## Data rows
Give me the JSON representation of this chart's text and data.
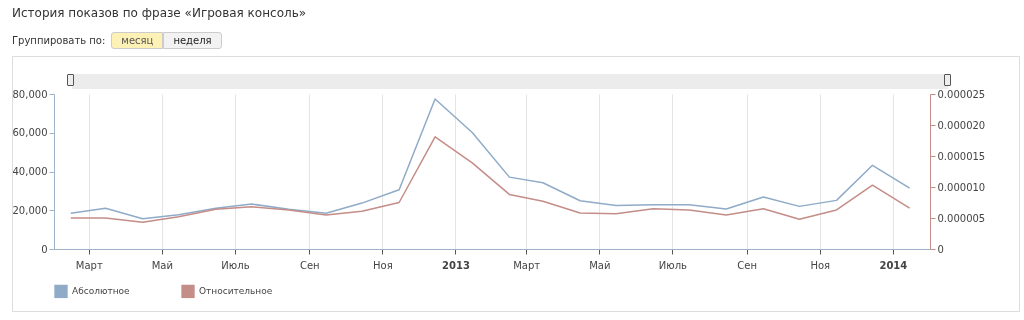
{
  "chart_data": {
    "type": "line",
    "title": "История показов по фразе «Игровая консоль»",
    "annotations": [
      "Группировать по:",
      "месяц",
      "неделя"
    ],
    "x": [
      "2012-02-15",
      "2012-03-15",
      "2012-04-15",
      "2012-05-15",
      "2012-06-15",
      "2012-07-15",
      "2012-08-15",
      "2012-09-15",
      "2012-10-15",
      "2012-11-15",
      "2012-12-15",
      "2013-01-15",
      "2013-02-15",
      "2013-03-15",
      "2013-04-15",
      "2013-05-15",
      "2013-06-15",
      "2013-07-15",
      "2013-08-15",
      "2013-09-15",
      "2013-10-15",
      "2013-11-15",
      "2013-12-15",
      "2014-01-15"
    ],
    "series": [
      {
        "name": "Абсолютное",
        "color": "#8fabc8",
        "values": [
          18500,
          21000,
          15600,
          17700,
          21000,
          23200,
          20500,
          18500,
          23700,
          30600,
          77400,
          60100,
          37100,
          34200,
          24900,
          22500,
          22800,
          22800,
          20600,
          26800,
          22000,
          25100,
          43200,
          31400
        ]
      },
      {
        "name": "Относительное",
        "color": "#c48d88",
        "axis": "y2",
        "values": [
          5e-06,
          5e-06,
          4.3e-06,
          5.2e-06,
          6.4e-06,
          6.8e-06,
          6.3e-06,
          5.5e-06,
          6.1e-06,
          7.5e-06,
          1.81e-05,
          1.39e-05,
          8.8e-06,
          7.7e-06,
          5.8e-06,
          5.7e-06,
          6.5e-06,
          6.3e-06,
          5.5e-06,
          6.5e-06,
          4.8e-06,
          6.3e-06,
          1.03e-05,
          6.6e-06
        ]
      }
    ],
    "xlim": [
      "2012-02-01",
      "2014-02-01"
    ],
    "xticks": [
      {
        "value": "2012-03-01",
        "label": "Март"
      },
      {
        "value": "2012-05-01",
        "label": "Май"
      },
      {
        "value": "2012-07-01",
        "label": "Июль"
      },
      {
        "value": "2012-09-01",
        "label": "Сен"
      },
      {
        "value": "2012-11-01",
        "label": "Ноя"
      },
      {
        "value": "2013-01-01",
        "label": "2013"
      },
      {
        "value": "2013-03-01",
        "label": "Март"
      },
      {
        "value": "2013-05-01",
        "label": "Май"
      },
      {
        "value": "2013-07-01",
        "label": "Июль"
      },
      {
        "value": "2013-09-01",
        "label": "Сен"
      },
      {
        "value": "2013-11-01",
        "label": "Ноя"
      },
      {
        "value": "2014-01-01",
        "label": "2014"
      }
    ],
    "ylim": [
      0,
      80000
    ],
    "yticks": [
      {
        "value": 0,
        "label": "0"
      },
      {
        "value": 20000,
        "label": "20,000"
      },
      {
        "value": 40000,
        "label": "40,000"
      },
      {
        "value": 60000,
        "label": "60,000"
      },
      {
        "value": 80000,
        "label": "80,000"
      }
    ],
    "y2lim": [
      0,
      2.5e-05
    ],
    "y2ticks": [
      {
        "value": 0,
        "label": "0"
      },
      {
        "value": 5e-06,
        "label": "0.000005"
      },
      {
        "value": 1e-05,
        "label": "0.000010"
      },
      {
        "value": 1.5e-05,
        "label": "0.000015"
      },
      {
        "value": 2e-05,
        "label": "0.000020"
      },
      {
        "value": 2.5e-05,
        "label": "0.000025"
      }
    ],
    "grid": "x",
    "legend": "bottom left"
  }
}
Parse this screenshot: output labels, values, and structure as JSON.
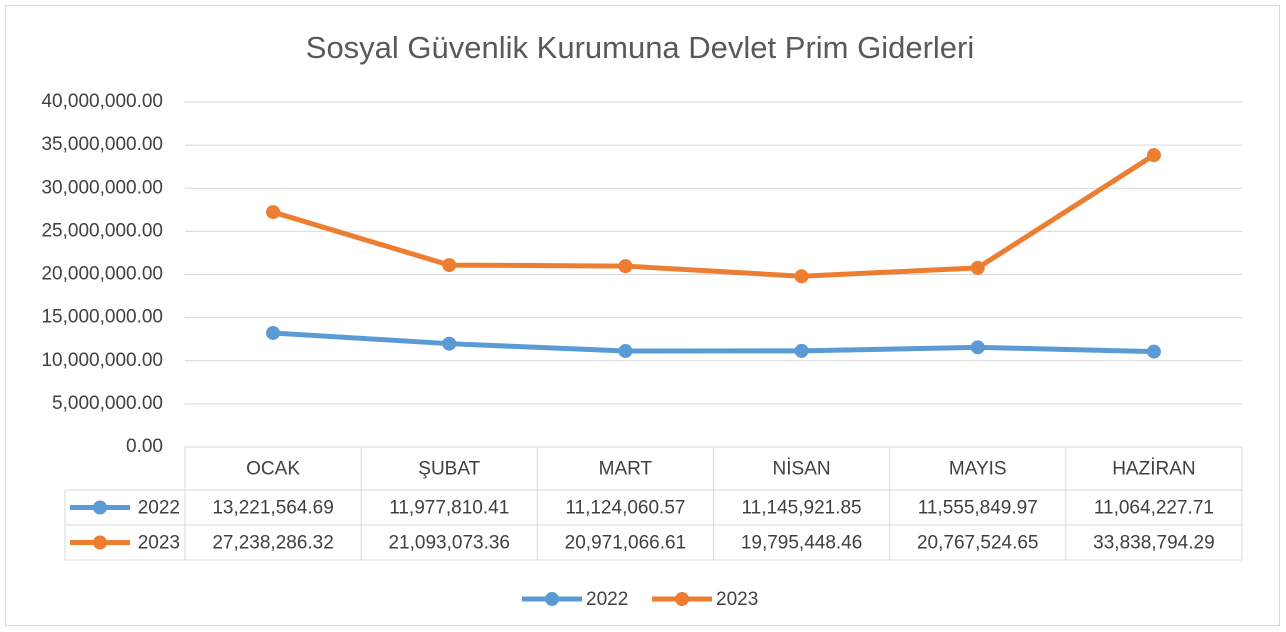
{
  "chart_data": {
    "type": "line",
    "title": "Sosyal Güvenlik Kurumuna Devlet Prim Giderleri",
    "categories": [
      "OCAK",
      "ŞUBAT",
      "MART",
      "NİSAN",
      "MAYIS",
      "HAZİRAN"
    ],
    "series": [
      {
        "name": "2022",
        "color": "#5b9bd5",
        "values": [
          13221564.69,
          11977810.41,
          11124060.57,
          11145921.85,
          11555849.97,
          11064227.71
        ],
        "value_labels": [
          "13,221,564.69",
          "11,977,810.41",
          "11,124,060.57",
          "11,145,921.85",
          "11,555,849.97",
          "11,064,227.71"
        ]
      },
      {
        "name": "2023",
        "color": "#ed7d31",
        "values": [
          27238286.32,
          21093073.36,
          20971066.61,
          19795448.46,
          20767524.65,
          33838794.29
        ],
        "value_labels": [
          "27,238,286.32",
          "21,093,073.36",
          "20,971,066.61",
          "19,795,448.46",
          "20,767,524.65",
          "33,838,794.29"
        ]
      }
    ],
    "ylim": [
      0,
      40000000
    ],
    "yticks": [
      {
        "value": 0,
        "label": "0.00"
      },
      {
        "value": 5000000,
        "label": "5,000,000.00"
      },
      {
        "value": 10000000,
        "label": "10,000,000.00"
      },
      {
        "value": 15000000,
        "label": "15,000,000.00"
      },
      {
        "value": 20000000,
        "label": "20,000,000.00"
      },
      {
        "value": 25000000,
        "label": "25,000,000.00"
      },
      {
        "value": 30000000,
        "label": "30,000,000.00"
      },
      {
        "value": 35000000,
        "label": "35,000,000.00"
      },
      {
        "value": 40000000,
        "label": "40,000,000.00"
      }
    ],
    "grid": true,
    "legend": "bottom"
  }
}
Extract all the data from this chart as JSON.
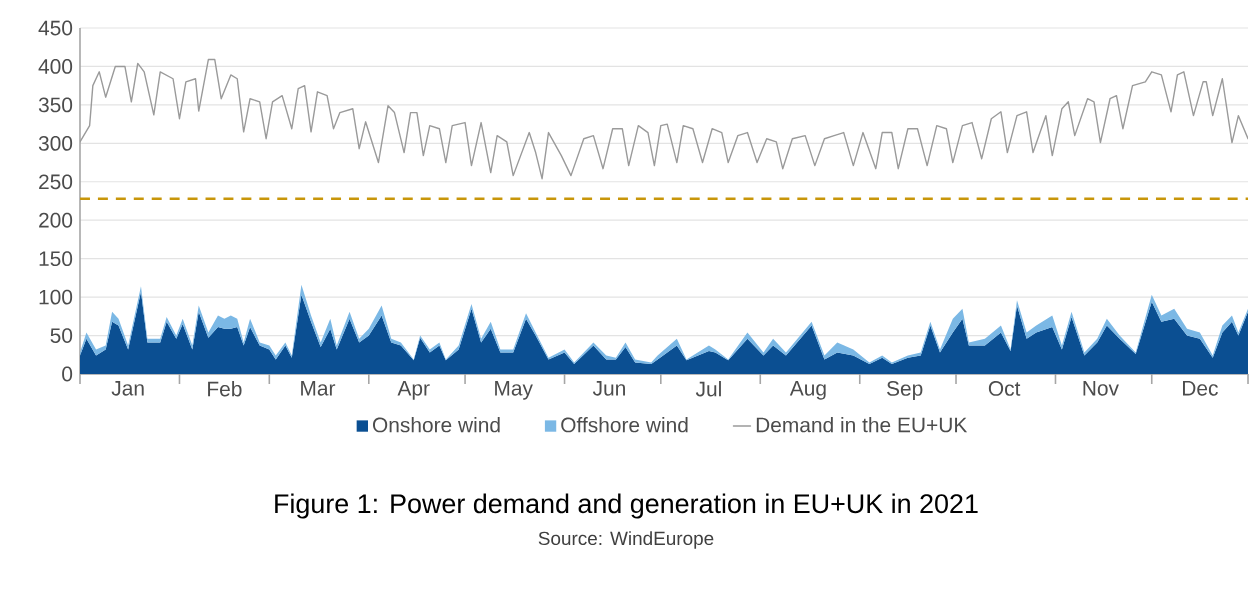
{
  "chart_data": {
    "type": "area",
    "stacked": true,
    "title": "Figure 1: Power demand and generation in EU+UK in 2021",
    "annotations": [
      "Source: WindEurope"
    ],
    "xlim": [
      "2021-01-01",
      "2021-12-31"
    ],
    "xticks": [
      {
        "value": "2021-01-16",
        "label": "Jan"
      },
      {
        "value": "2021-02-15",
        "label": "Feb"
      },
      {
        "value": "2021-03-16",
        "label": "Mar"
      },
      {
        "value": "2021-04-15",
        "label": "Apr"
      },
      {
        "value": "2021-05-16",
        "label": "May"
      },
      {
        "value": "2021-06-15",
        "label": "Jun"
      },
      {
        "value": "2021-07-16",
        "label": "Jul"
      },
      {
        "value": "2021-08-16",
        "label": "Aug"
      },
      {
        "value": "2021-09-15",
        "label": "Sep"
      },
      {
        "value": "2021-10-16",
        "label": "Oct"
      },
      {
        "value": "2021-11-15",
        "label": "Nov"
      },
      {
        "value": "2021-12-16",
        "label": "Dec"
      },
      {
        "value": "2021-01-01",
        "label": null
      },
      {
        "value": "2021-02-01",
        "label": null
      },
      {
        "value": "2021-03-01",
        "label": null
      },
      {
        "value": "2021-04-01",
        "label": null
      },
      {
        "value": "2021-05-01",
        "label": null
      },
      {
        "value": "2021-06-01",
        "label": null
      },
      {
        "value": "2021-07-01",
        "label": null
      },
      {
        "value": "2021-08-01",
        "label": null
      },
      {
        "value": "2021-09-01",
        "label": null
      },
      {
        "value": "2021-10-01",
        "label": null
      },
      {
        "value": "2021-11-01",
        "label": null
      },
      {
        "value": "2021-12-01",
        "label": null
      },
      {
        "value": "2021-12-31",
        "label": null
      }
    ],
    "ylim": [
      0,
      450
    ],
    "yticks": [
      0,
      50,
      100,
      150,
      200,
      250,
      300,
      350,
      400,
      450
    ],
    "grid": "y",
    "legend": "bottom",
    "ref_lines": [
      {
        "axis": "y",
        "value": 228,
        "color": "#c8960a",
        "line_style": "dashed"
      }
    ],
    "series": [
      {
        "name": "Onshore wind",
        "color": "#0b4f92",
        "x": [
          "2021-01-01",
          "2021-01-03",
          "2021-01-06",
          "2021-01-09",
          "2021-01-11",
          "2021-01-13",
          "2021-01-16",
          "2021-01-20",
          "2021-01-22",
          "2021-01-26",
          "2021-01-28",
          "2021-01-31",
          "2021-02-02",
          "2021-02-05",
          "2021-02-07",
          "2021-02-10",
          "2021-02-13",
          "2021-02-15",
          "2021-02-17",
          "2021-02-19",
          "2021-02-21",
          "2021-02-23",
          "2021-02-26",
          "2021-03-01",
          "2021-03-03",
          "2021-03-06",
          "2021-03-08",
          "2021-03-11",
          "2021-03-14",
          "2021-03-17",
          "2021-03-20",
          "2021-03-22",
          "2021-03-26",
          "2021-03-29",
          "2021-04-01",
          "2021-04-05",
          "2021-04-08",
          "2021-04-11",
          "2021-04-15",
          "2021-04-17",
          "2021-04-20",
          "2021-04-23",
          "2021-04-25",
          "2021-04-29",
          "2021-05-03",
          "2021-05-06",
          "2021-05-09",
          "2021-05-12",
          "2021-05-16",
          "2021-05-20",
          "2021-05-23",
          "2021-05-27",
          "2021-06-01",
          "2021-06-04",
          "2021-06-10",
          "2021-06-14",
          "2021-06-17",
          "2021-06-20",
          "2021-06-23",
          "2021-06-28",
          "2021-06-30",
          "2021-07-06",
          "2021-07-09",
          "2021-07-16",
          "2021-07-18",
          "2021-07-22",
          "2021-07-28",
          "2021-08-02",
          "2021-08-05",
          "2021-08-09",
          "2021-08-17",
          "2021-08-21",
          "2021-08-25",
          "2021-08-30",
          "2021-09-04",
          "2021-09-08",
          "2021-09-11",
          "2021-09-16",
          "2021-09-20",
          "2021-09-23",
          "2021-09-26",
          "2021-09-30",
          "2021-10-03",
          "2021-10-05",
          "2021-10-10",
          "2021-10-15",
          "2021-10-18",
          "2021-10-20",
          "2021-10-23",
          "2021-10-26",
          "2021-10-31",
          "2021-11-03",
          "2021-11-06",
          "2021-11-10",
          "2021-11-14",
          "2021-11-17",
          "2021-11-21",
          "2021-11-26",
          "2021-12-01",
          "2021-12-04",
          "2021-12-08",
          "2021-12-12",
          "2021-12-16",
          "2021-12-20",
          "2021-12-23",
          "2021-12-26",
          "2021-12-28",
          "2021-12-31"
        ],
        "values": [
          24,
          46,
          24,
          32,
          68,
          63,
          32,
          107,
          41,
          41,
          68,
          46,
          65,
          32,
          81,
          47,
          61,
          59,
          59,
          61,
          37,
          61,
          37,
          32,
          19,
          37,
          21,
          103,
          68,
          35,
          59,
          32,
          72,
          41,
          50,
          76,
          41,
          37,
          18,
          47,
          28,
          37,
          18,
          32,
          85,
          41,
          59,
          28,
          28,
          72,
          50,
          19,
          28,
          13,
          37,
          19,
          19,
          35,
          15,
          13,
          19,
          37,
          18,
          30,
          28,
          18,
          46,
          24,
          37,
          24,
          63,
          19,
          28,
          24,
          13,
          21,
          13,
          21,
          24,
          63,
          28,
          54,
          72,
          37,
          37,
          54,
          30,
          89,
          46,
          54,
          61,
          32,
          74,
          24,
          41,
          63,
          46,
          26,
          94,
          68,
          72,
          50,
          46,
          21,
          54,
          68,
          50,
          81
        ]
      },
      {
        "name": "Offshore wind",
        "color": "#7bb8e5",
        "x": [
          "2021-01-01",
          "2021-01-03",
          "2021-01-06",
          "2021-01-09",
          "2021-01-11",
          "2021-01-13",
          "2021-01-16",
          "2021-01-20",
          "2021-01-22",
          "2021-01-26",
          "2021-01-28",
          "2021-01-31",
          "2021-02-02",
          "2021-02-05",
          "2021-02-07",
          "2021-02-10",
          "2021-02-13",
          "2021-02-15",
          "2021-02-17",
          "2021-02-19",
          "2021-02-21",
          "2021-02-23",
          "2021-02-26",
          "2021-03-01",
          "2021-03-03",
          "2021-03-06",
          "2021-03-08",
          "2021-03-11",
          "2021-03-14",
          "2021-03-17",
          "2021-03-20",
          "2021-03-22",
          "2021-03-26",
          "2021-03-29",
          "2021-04-01",
          "2021-04-05",
          "2021-04-08",
          "2021-04-11",
          "2021-04-15",
          "2021-04-17",
          "2021-04-20",
          "2021-04-23",
          "2021-04-25",
          "2021-04-29",
          "2021-05-03",
          "2021-05-06",
          "2021-05-09",
          "2021-05-12",
          "2021-05-16",
          "2021-05-20",
          "2021-05-23",
          "2021-05-27",
          "2021-06-01",
          "2021-06-04",
          "2021-06-10",
          "2021-06-14",
          "2021-06-17",
          "2021-06-20",
          "2021-06-23",
          "2021-06-28",
          "2021-06-30",
          "2021-07-06",
          "2021-07-09",
          "2021-07-16",
          "2021-07-18",
          "2021-07-22",
          "2021-07-28",
          "2021-08-02",
          "2021-08-05",
          "2021-08-09",
          "2021-08-17",
          "2021-08-21",
          "2021-08-25",
          "2021-08-30",
          "2021-09-04",
          "2021-09-08",
          "2021-09-11",
          "2021-09-16",
          "2021-09-20",
          "2021-09-23",
          "2021-09-26",
          "2021-09-30",
          "2021-10-03",
          "2021-10-05",
          "2021-10-10",
          "2021-10-15",
          "2021-10-18",
          "2021-10-20",
          "2021-10-23",
          "2021-10-26",
          "2021-10-31",
          "2021-11-03",
          "2021-11-06",
          "2021-11-10",
          "2021-11-14",
          "2021-11-17",
          "2021-11-21",
          "2021-11-26",
          "2021-12-01",
          "2021-12-04",
          "2021-12-08",
          "2021-12-12",
          "2021-12-16",
          "2021-12-20",
          "2021-12-23",
          "2021-12-26",
          "2021-12-28",
          "2021-12-31"
        ],
        "values": [
          4,
          8,
          8,
          5,
          13,
          9,
          5,
          7,
          5,
          5,
          6,
          4,
          7,
          5,
          8,
          7,
          15,
          13,
          17,
          11,
          4,
          11,
          4,
          5,
          5,
          4,
          3,
          13,
          8,
          6,
          13,
          5,
          9,
          5,
          9,
          13,
          5,
          4,
          1,
          3,
          4,
          4,
          1,
          5,
          6,
          5,
          9,
          4,
          4,
          7,
          4,
          2,
          4,
          2,
          4,
          5,
          2,
          6,
          4,
          2,
          5,
          9,
          1,
          7,
          4,
          1,
          8,
          4,
          9,
          4,
          5,
          5,
          13,
          8,
          2,
          3,
          2,
          3,
          4,
          5,
          4,
          18,
          13,
          4,
          9,
          9,
          2,
          7,
          8,
          9,
          15,
          5,
          7,
          4,
          5,
          9,
          4,
          2,
          9,
          8,
          13,
          9,
          8,
          3,
          9,
          8,
          4,
          4
        ]
      },
      {
        "name": "Demand in the EU+UK",
        "type": "line",
        "color": "#9a9a9a",
        "x": [
          "2021-01-01",
          "2021-01-04",
          "2021-01-05",
          "2021-01-07",
          "2021-01-09",
          "2021-01-12",
          "2021-01-15",
          "2021-01-17",
          "2021-01-19",
          "2021-01-21",
          "2021-01-24",
          "2021-01-26",
          "2021-01-30",
          "2021-02-01",
          "2021-02-03",
          "2021-02-06",
          "2021-02-07",
          "2021-02-10",
          "2021-02-12",
          "2021-02-14",
          "2021-02-17",
          "2021-02-19",
          "2021-02-21",
          "2021-02-23",
          "2021-02-26",
          "2021-02-28",
          "2021-03-02",
          "2021-03-05",
          "2021-03-08",
          "2021-03-10",
          "2021-03-12",
          "2021-03-14",
          "2021-03-16",
          "2021-03-19",
          "2021-03-21",
          "2021-03-23",
          "2021-03-27",
          "2021-03-29",
          "2021-03-31",
          "2021-04-04",
          "2021-04-07",
          "2021-04-09",
          "2021-04-12",
          "2021-04-14",
          "2021-04-16",
          "2021-04-18",
          "2021-04-20",
          "2021-04-23",
          "2021-04-25",
          "2021-04-27",
          "2021-05-01",
          "2021-05-03",
          "2021-05-06",
          "2021-05-09",
          "2021-05-11",
          "2021-05-14",
          "2021-05-16",
          "2021-05-21",
          "2021-05-23",
          "2021-05-25",
          "2021-05-27",
          "2021-05-31",
          "2021-06-03",
          "2021-06-07",
          "2021-06-10",
          "2021-06-13",
          "2021-06-16",
          "2021-06-19",
          "2021-06-21",
          "2021-06-24",
          "2021-06-27",
          "2021-06-29",
          "2021-07-01",
          "2021-07-03",
          "2021-07-06",
          "2021-07-08",
          "2021-07-11",
          "2021-07-14",
          "2021-07-17",
          "2021-07-20",
          "2021-07-22",
          "2021-07-25",
          "2021-07-28",
          "2021-07-31",
          "2021-08-03",
          "2021-08-06",
          "2021-08-08",
          "2021-08-11",
          "2021-08-15",
          "2021-08-18",
          "2021-08-21",
          "2021-08-24",
          "2021-08-27",
          "2021-08-30",
          "2021-09-02",
          "2021-09-06",
          "2021-09-08",
          "2021-09-11",
          "2021-09-13",
          "2021-09-16",
          "2021-09-19",
          "2021-09-22",
          "2021-09-25",
          "2021-09-28",
          "2021-09-30",
          "2021-10-03",
          "2021-10-06",
          "2021-10-09",
          "2021-10-12",
          "2021-10-15",
          "2021-10-17",
          "2021-10-20",
          "2021-10-23",
          "2021-10-25",
          "2021-10-29",
          "2021-10-31",
          "2021-11-03",
          "2021-11-05",
          "2021-11-07",
          "2021-11-11",
          "2021-11-13",
          "2021-11-15",
          "2021-11-18",
          "2021-11-20",
          "2021-11-22",
          "2021-11-25",
          "2021-11-29",
          "2021-12-01",
          "2021-12-04",
          "2021-12-07",
          "2021-12-09",
          "2021-12-11",
          "2021-12-14",
          "2021-12-17",
          "2021-12-18",
          "2021-12-20",
          "2021-12-23",
          "2021-12-26",
          "2021-12-28",
          "2021-12-31"
        ],
        "values": [
          302,
          323,
          375,
          393,
          360,
          400,
          400,
          354,
          404,
          393,
          337,
          393,
          384,
          332,
          380,
          384,
          342,
          409,
          409,
          358,
          389,
          384,
          315,
          358,
          354,
          306,
          354,
          362,
          319,
          371,
          375,
          315,
          367,
          362,
          319,
          340,
          345,
          293,
          328,
          275,
          349,
          340,
          288,
          340,
          340,
          284,
          323,
          319,
          275,
          323,
          327,
          271,
          327,
          262,
          310,
          302,
          258,
          314,
          288,
          254,
          314,
          284,
          258,
          306,
          310,
          267,
          319,
          319,
          271,
          323,
          314,
          271,
          323,
          325,
          275,
          323,
          319,
          275,
          319,
          314,
          275,
          310,
          314,
          275,
          306,
          302,
          267,
          306,
          310,
          271,
          306,
          310,
          314,
          271,
          314,
          267,
          314,
          314,
          267,
          319,
          319,
          271,
          323,
          319,
          275,
          323,
          327,
          280,
          332,
          341,
          288,
          336,
          341,
          288,
          336,
          284,
          345,
          354,
          310,
          358,
          354,
          301,
          358,
          362,
          319,
          375,
          380,
          393,
          389,
          341,
          389,
          393,
          336,
          380,
          380,
          336,
          384,
          301,
          336,
          306
        ]
      }
    ]
  }
}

## Required work
Your task is to gather every line with the word "JSON" and copy it.

## Exercise response
Give me the JSON representation of this chart's text and data.
Parse this screenshot: output labels, values, and structure as JSON.
Extract all the data from this chart as JSON.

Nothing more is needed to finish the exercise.